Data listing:
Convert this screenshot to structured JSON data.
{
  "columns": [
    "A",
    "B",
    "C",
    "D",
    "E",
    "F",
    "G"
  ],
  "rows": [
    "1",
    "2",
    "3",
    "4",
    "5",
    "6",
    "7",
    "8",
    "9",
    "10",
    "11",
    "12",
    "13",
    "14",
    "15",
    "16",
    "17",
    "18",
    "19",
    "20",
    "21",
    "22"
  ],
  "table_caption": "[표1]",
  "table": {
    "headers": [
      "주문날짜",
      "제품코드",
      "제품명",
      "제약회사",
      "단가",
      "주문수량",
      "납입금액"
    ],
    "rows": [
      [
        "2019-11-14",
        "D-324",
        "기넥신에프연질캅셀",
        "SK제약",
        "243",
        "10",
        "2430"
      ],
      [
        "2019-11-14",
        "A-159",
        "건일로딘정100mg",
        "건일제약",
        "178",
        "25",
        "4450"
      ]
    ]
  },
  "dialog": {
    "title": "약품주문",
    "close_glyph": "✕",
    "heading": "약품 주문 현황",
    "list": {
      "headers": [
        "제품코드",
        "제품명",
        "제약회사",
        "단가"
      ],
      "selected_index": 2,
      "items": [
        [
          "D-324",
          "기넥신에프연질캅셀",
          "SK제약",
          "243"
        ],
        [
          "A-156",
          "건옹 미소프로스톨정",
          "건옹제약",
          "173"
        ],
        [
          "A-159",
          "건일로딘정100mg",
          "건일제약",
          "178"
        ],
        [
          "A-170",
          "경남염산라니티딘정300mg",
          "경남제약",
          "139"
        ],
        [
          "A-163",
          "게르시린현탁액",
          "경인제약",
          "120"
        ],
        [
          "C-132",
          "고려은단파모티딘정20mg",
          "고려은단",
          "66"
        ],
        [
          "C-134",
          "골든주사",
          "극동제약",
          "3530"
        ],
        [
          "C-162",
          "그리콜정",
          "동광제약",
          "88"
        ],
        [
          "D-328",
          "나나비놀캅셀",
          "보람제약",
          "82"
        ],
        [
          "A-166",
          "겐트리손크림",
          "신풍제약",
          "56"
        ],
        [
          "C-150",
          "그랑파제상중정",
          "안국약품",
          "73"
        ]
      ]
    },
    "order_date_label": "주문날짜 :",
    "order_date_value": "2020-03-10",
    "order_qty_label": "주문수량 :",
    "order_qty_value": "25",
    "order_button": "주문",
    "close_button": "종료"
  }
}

# Stated exercise:
Reproduce the material precisely, including every line.

# Written solution:
Convert this screenshot to structured JSON data.
{
  "columns": [
    "A",
    "B",
    "C",
    "D",
    "E",
    "F",
    "G"
  ],
  "rows": [
    "1",
    "2",
    "3",
    "4",
    "5",
    "6",
    "7",
    "8",
    "9",
    "10",
    "11",
    "12",
    "13",
    "14",
    "15",
    "16",
    "17",
    "18",
    "19",
    "20",
    "21",
    "22"
  ],
  "table_caption": "[표1]",
  "table": {
    "headers": [
      "주문날짜",
      "제품코드",
      "제품명",
      "제약회사",
      "단가",
      "주문수량",
      "납입금액"
    ],
    "rows": [
      [
        "2019-11-14",
        "D-324",
        "기넥신에프연질캅셀",
        "SK제약",
        "243",
        "10",
        "2430"
      ],
      [
        "2019-11-14",
        "A-159",
        "건일로딘정100mg",
        "건일제약",
        "178",
        "25",
        "4450"
      ]
    ]
  },
  "dialog": {
    "title": "약품주문",
    "close_glyph": "✕",
    "heading": "약품 주문 현황",
    "list": {
      "headers": [
        "제품코드",
        "제품명",
        "제약회사",
        "단가"
      ],
      "selected_index": 2,
      "items": [
        [
          "D-324",
          "기넥신에프연질캅셀",
          "SK제약",
          "243"
        ],
        [
          "A-156",
          "건옹 미소프로스톨정",
          "건옹제약",
          "173"
        ],
        [
          "A-159",
          "건일로딘정100mg",
          "건일제약",
          "178"
        ],
        [
          "A-170",
          "경남염산라니티딘정300mg",
          "경남제약",
          "139"
        ],
        [
          "A-163",
          "게르시린현탁액",
          "경인제약",
          "120"
        ],
        [
          "C-132",
          "고려은단파모티딘정20mg",
          "고려은단",
          "66"
        ],
        [
          "C-134",
          "골든주사",
          "극동제약",
          "3530"
        ],
        [
          "C-162",
          "그리콜정",
          "동광제약",
          "88"
        ],
        [
          "D-328",
          "나나비놀캅셀",
          "보람제약",
          "82"
        ],
        [
          "A-166",
          "겐트리손크림",
          "신풍제약",
          "56"
        ],
        [
          "C-150",
          "그랑파제상중정",
          "안국약품",
          "73"
        ]
      ]
    },
    "order_date_label": "주문날짜 :",
    "order_date_value": "2020-03-10",
    "order_qty_label": "주문수량 :",
    "order_qty_value": "25",
    "order_button": "주문",
    "close_button": "종료"
  }
}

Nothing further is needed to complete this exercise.